# [Short problem]
Transcribe all the records with complete accuracy.

Stored data entries
========
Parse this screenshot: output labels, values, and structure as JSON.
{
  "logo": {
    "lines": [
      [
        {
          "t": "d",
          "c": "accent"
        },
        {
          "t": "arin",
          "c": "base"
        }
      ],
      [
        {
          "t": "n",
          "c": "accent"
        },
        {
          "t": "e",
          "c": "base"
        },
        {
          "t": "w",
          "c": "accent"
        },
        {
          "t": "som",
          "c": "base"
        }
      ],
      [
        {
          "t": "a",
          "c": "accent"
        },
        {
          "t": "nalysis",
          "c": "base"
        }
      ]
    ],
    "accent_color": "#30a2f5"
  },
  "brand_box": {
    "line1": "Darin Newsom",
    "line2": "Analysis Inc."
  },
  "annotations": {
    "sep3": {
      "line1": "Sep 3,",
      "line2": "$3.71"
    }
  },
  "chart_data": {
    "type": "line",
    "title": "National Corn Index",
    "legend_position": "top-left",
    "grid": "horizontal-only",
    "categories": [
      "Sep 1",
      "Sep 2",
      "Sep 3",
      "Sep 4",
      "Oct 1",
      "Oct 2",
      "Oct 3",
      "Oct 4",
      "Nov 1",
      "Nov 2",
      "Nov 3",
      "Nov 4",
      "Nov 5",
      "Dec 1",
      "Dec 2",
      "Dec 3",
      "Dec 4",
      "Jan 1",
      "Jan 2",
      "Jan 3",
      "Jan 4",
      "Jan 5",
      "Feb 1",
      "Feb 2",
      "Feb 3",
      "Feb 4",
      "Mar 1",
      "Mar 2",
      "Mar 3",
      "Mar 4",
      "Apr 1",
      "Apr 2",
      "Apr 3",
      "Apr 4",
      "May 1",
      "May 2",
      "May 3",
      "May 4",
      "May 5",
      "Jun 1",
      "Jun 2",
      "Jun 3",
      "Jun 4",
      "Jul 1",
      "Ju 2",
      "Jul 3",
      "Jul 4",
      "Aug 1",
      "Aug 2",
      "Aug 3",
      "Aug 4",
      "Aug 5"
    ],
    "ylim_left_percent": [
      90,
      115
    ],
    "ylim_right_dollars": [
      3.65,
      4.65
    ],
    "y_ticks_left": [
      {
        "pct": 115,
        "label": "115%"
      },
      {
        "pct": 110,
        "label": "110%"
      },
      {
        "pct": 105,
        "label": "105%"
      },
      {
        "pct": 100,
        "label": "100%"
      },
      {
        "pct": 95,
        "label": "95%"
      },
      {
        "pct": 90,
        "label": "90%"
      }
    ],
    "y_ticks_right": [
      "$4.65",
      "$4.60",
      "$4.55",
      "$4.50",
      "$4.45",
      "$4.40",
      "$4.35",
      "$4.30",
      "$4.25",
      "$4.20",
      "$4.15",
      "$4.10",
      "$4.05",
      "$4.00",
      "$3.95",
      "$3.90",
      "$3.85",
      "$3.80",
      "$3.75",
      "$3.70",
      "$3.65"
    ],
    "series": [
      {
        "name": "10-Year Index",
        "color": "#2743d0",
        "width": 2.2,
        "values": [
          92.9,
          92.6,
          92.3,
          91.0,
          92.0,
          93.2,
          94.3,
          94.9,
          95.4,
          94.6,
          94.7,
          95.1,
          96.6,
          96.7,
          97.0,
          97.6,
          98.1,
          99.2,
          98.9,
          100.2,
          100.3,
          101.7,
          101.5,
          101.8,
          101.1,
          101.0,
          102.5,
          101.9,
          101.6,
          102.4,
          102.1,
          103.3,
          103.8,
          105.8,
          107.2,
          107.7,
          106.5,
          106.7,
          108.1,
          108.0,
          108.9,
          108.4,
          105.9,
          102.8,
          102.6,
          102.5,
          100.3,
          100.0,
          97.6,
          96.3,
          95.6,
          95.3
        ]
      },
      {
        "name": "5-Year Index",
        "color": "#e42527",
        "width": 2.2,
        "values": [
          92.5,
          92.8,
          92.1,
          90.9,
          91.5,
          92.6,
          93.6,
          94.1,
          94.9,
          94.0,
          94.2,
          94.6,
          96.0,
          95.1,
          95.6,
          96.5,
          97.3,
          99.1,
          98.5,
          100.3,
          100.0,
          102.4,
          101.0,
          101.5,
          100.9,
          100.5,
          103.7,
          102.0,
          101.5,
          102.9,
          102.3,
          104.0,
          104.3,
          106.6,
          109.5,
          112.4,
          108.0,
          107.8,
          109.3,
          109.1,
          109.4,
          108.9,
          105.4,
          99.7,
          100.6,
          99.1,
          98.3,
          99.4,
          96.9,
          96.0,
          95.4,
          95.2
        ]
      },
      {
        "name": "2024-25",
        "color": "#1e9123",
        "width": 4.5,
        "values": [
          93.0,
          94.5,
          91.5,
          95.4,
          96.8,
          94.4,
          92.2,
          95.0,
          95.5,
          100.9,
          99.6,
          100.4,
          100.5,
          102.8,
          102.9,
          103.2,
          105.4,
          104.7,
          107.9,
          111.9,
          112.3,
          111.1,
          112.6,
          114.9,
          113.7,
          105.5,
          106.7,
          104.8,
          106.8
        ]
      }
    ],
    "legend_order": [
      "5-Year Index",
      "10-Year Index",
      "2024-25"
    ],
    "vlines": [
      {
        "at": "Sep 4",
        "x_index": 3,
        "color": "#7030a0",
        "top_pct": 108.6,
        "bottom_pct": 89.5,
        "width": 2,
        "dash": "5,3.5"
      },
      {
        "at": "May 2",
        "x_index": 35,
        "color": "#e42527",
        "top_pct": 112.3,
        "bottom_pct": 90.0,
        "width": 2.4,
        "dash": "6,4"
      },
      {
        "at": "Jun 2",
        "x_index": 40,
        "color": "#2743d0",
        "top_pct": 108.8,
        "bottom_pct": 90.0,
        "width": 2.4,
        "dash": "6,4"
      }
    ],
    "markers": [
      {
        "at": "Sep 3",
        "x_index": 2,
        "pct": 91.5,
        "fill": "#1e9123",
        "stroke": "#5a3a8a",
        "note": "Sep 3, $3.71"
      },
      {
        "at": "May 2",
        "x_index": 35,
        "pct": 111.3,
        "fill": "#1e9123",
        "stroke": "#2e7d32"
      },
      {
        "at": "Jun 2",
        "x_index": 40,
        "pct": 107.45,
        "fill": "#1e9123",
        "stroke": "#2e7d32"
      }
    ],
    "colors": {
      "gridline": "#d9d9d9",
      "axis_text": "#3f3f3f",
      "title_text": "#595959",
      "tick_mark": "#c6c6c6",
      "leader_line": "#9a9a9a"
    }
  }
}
========
# [Answer]
Parse this screenshot: output labels, values, and structure as JSON.
{
  "logo": {
    "lines": [
      [
        {
          "t": "d",
          "c": "accent"
        },
        {
          "t": "arin",
          "c": "base"
        }
      ],
      [
        {
          "t": "n",
          "c": "accent"
        },
        {
          "t": "e",
          "c": "base"
        },
        {
          "t": "w",
          "c": "accent"
        },
        {
          "t": "som",
          "c": "base"
        }
      ],
      [
        {
          "t": "a",
          "c": "accent"
        },
        {
          "t": "nalysis",
          "c": "base"
        }
      ]
    ],
    "accent_color": "#30a2f5"
  },
  "brand_box": {
    "line1": "Darin Newsom",
    "line2": "Analysis Inc."
  },
  "annotations": {
    "sep3": {
      "line1": "Sep 3,",
      "line2": "$3.71"
    }
  },
  "chart_data": {
    "type": "line",
    "title": "National Corn Index",
    "legend_position": "top-left",
    "grid": "horizontal-only",
    "categories": [
      "Sep 1",
      "Sep 2",
      "Sep 3",
      "Sep 4",
      "Oct 1",
      "Oct 2",
      "Oct 3",
      "Oct 4",
      "Nov 1",
      "Nov 2",
      "Nov 3",
      "Nov 4",
      "Nov 5",
      "Dec 1",
      "Dec 2",
      "Dec 3",
      "Dec 4",
      "Jan 1",
      "Jan 2",
      "Jan 3",
      "Jan 4",
      "Jan 5",
      "Feb 1",
      "Feb 2",
      "Feb 3",
      "Feb 4",
      "Mar 1",
      "Mar 2",
      "Mar 3",
      "Mar 4",
      "Apr 1",
      "Apr 2",
      "Apr 3",
      "Apr 4",
      "May 1",
      "May 2",
      "May 3",
      "May 4",
      "May 5",
      "Jun 1",
      "Jun 2",
      "Jun 3",
      "Jun 4",
      "Jul 1",
      "Ju 2",
      "Jul 3",
      "Jul 4",
      "Aug 1",
      "Aug 2",
      "Aug 3",
      "Aug 4",
      "Aug 5"
    ],
    "ylim_left_percent": [
      90,
      115
    ],
    "ylim_right_dollars": [
      3.65,
      4.65
    ],
    "y_ticks_left": [
      {
        "pct": 115,
        "label": "115%"
      },
      {
        "pct": 110,
        "label": "110%"
      },
      {
        "pct": 105,
        "label": "105%"
      },
      {
        "pct": 100,
        "label": "100%"
      },
      {
        "pct": 95,
        "label": "95%"
      },
      {
        "pct": 90,
        "label": "90%"
      }
    ],
    "y_ticks_right": [
      "$4.65",
      "$4.60",
      "$4.55",
      "$4.50",
      "$4.45",
      "$4.40",
      "$4.35",
      "$4.30",
      "$4.25",
      "$4.20",
      "$4.15",
      "$4.10",
      "$4.05",
      "$4.00",
      "$3.95",
      "$3.90",
      "$3.85",
      "$3.80",
      "$3.75",
      "$3.70",
      "$3.65"
    ],
    "series": [
      {
        "name": "10-Year Index",
        "color": "#2743d0",
        "width": 2.2,
        "values": [
          92.9,
          92.6,
          92.3,
          91.0,
          92.0,
          93.2,
          94.3,
          94.9,
          95.4,
          94.6,
          94.7,
          95.1,
          96.6,
          96.7,
          97.0,
          97.6,
          98.1,
          99.2,
          98.9,
          100.2,
          100.3,
          101.7,
          101.5,
          101.8,
          101.1,
          101.0,
          102.5,
          101.9,
          101.6,
          102.4,
          102.1,
          103.3,
          103.8,
          105.8,
          107.2,
          107.7,
          106.5,
          106.7,
          108.1,
          108.0,
          108.9,
          108.4,
          105.9,
          102.8,
          102.6,
          102.5,
          100.3,
          100.0,
          97.6,
          96.3,
          95.6,
          95.3
        ]
      },
      {
        "name": "5-Year Index",
        "color": "#e42527",
        "width": 2.2,
        "values": [
          92.5,
          92.8,
          92.1,
          90.9,
          91.5,
          92.6,
          93.6,
          94.1,
          94.9,
          94.0,
          94.2,
          94.6,
          96.0,
          95.1,
          95.6,
          96.5,
          97.3,
          99.1,
          98.5,
          100.3,
          100.0,
          102.4,
          101.0,
          101.5,
          100.9,
          100.5,
          103.7,
          102.0,
          101.5,
          102.9,
          102.3,
          104.0,
          104.3,
          106.6,
          109.5,
          112.4,
          108.0,
          107.8,
          109.3,
          109.1,
          109.4,
          108.9,
          105.4,
          99.7,
          100.6,
          99.1,
          98.3,
          99.4,
          96.9,
          96.0,
          95.4,
          95.2
        ]
      },
      {
        "name": "2024-25",
        "color": "#1e9123",
        "width": 4.5,
        "values": [
          93.0,
          94.5,
          91.5,
          95.4,
          96.8,
          94.4,
          92.2,
          95.0,
          95.5,
          100.9,
          99.6,
          100.4,
          100.5,
          102.8,
          102.9,
          103.2,
          105.4,
          104.7,
          107.9,
          111.9,
          112.3,
          111.1,
          112.6,
          114.9,
          113.7,
          105.5,
          106.7,
          104.8,
          106.8
        ]
      }
    ],
    "legend_order": [
      "5-Year Index",
      "10-Year Index",
      "2024-25"
    ],
    "vlines": [
      {
        "at": "Sep 4",
        "x_index": 3,
        "color": "#7030a0",
        "top_pct": 108.6,
        "bottom_pct": 89.5,
        "width": 2,
        "dash": "5,3.5"
      },
      {
        "at": "May 2",
        "x_index": 35,
        "color": "#e42527",
        "top_pct": 112.3,
        "bottom_pct": 90.0,
        "width": 2.4,
        "dash": "6,4"
      },
      {
        "at": "Jun 2",
        "x_index": 40,
        "color": "#2743d0",
        "top_pct": 108.8,
        "bottom_pct": 90.0,
        "width": 2.4,
        "dash": "6,4"
      }
    ],
    "markers": [
      {
        "at": "Sep 3",
        "x_index": 2,
        "pct": 91.5,
        "fill": "#1e9123",
        "stroke": "#5a3a8a",
        "note": "Sep 3, $3.71"
      },
      {
        "at": "May 2",
        "x_index": 35,
        "pct": 111.3,
        "fill": "#1e9123",
        "stroke": "#2e7d32"
      },
      {
        "at": "Jun 2",
        "x_index": 40,
        "pct": 107.45,
        "fill": "#1e9123",
        "stroke": "#2e7d32"
      }
    ],
    "colors": {
      "gridline": "#d9d9d9",
      "axis_text": "#3f3f3f",
      "title_text": "#595959",
      "tick_mark": "#c6c6c6",
      "leader_line": "#9a9a9a"
    }
  }
}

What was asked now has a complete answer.